> _EXERCISE TASK_:
Give back the full listing, character for character, with no pictures.

> _SUPPLIED INFORMATION_:
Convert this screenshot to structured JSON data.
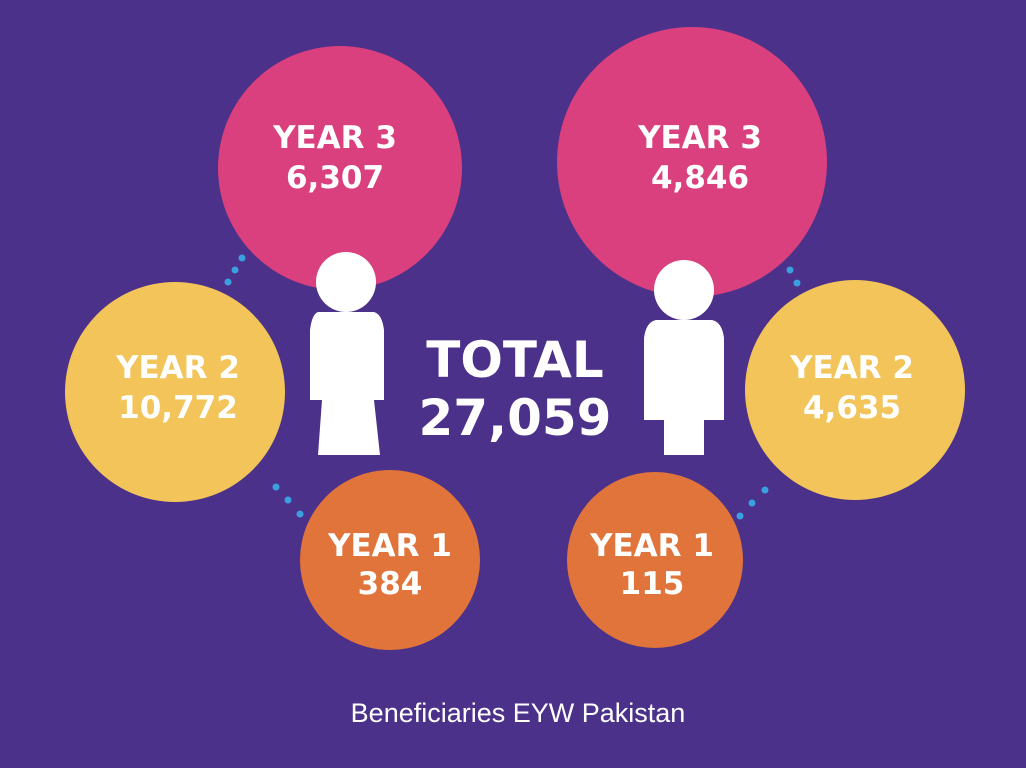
{
  "groups": [
    {
      "circles": [
        {
          "label": "YEAR 3",
          "value": "6,307"
        },
        {
          "label": "YEAR 2",
          "value": "10,772"
        },
        {
          "label": "YEAR 1",
          "value": "384"
        }
      ]
    },
    {
      "circles": [
        {
          "label": "YEAR 3",
          "value": "4,846"
        },
        {
          "label": "YEAR 2",
          "value": "4,635"
        },
        {
          "label": "YEAR 1",
          "value": "115"
        }
      ]
    }
  ],
  "total": {
    "label": "TOTAL",
    "value": "27,059"
  },
  "caption": "Beneficiaries EYW Pakistan"
}
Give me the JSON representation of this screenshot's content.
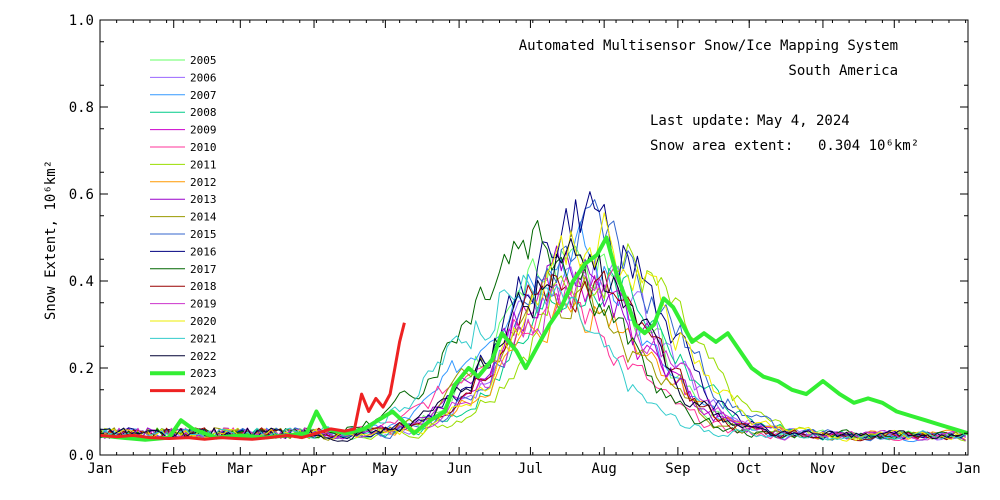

> _EXERCISE RESPONSE_:
Convert this screenshot to structured JSON data.
{
  "groups": [
    {
      "circles": [
        {
          "label": "YEAR 3",
          "value": "6,307"
        },
        {
          "label": "YEAR 2",
          "value": "10,772"
        },
        {
          "label": "YEAR 1",
          "value": "384"
        }
      ]
    },
    {
      "circles": [
        {
          "label": "YEAR 3",
          "value": "4,846"
        },
        {
          "label": "YEAR 2",
          "value": "4,635"
        },
        {
          "label": "YEAR 1",
          "value": "115"
        }
      ]
    }
  ],
  "total": {
    "label": "TOTAL",
    "value": "27,059"
  },
  "caption": "Beneficiaries EYW Pakistan"
}
Give me the JSON representation of this screenshot's content.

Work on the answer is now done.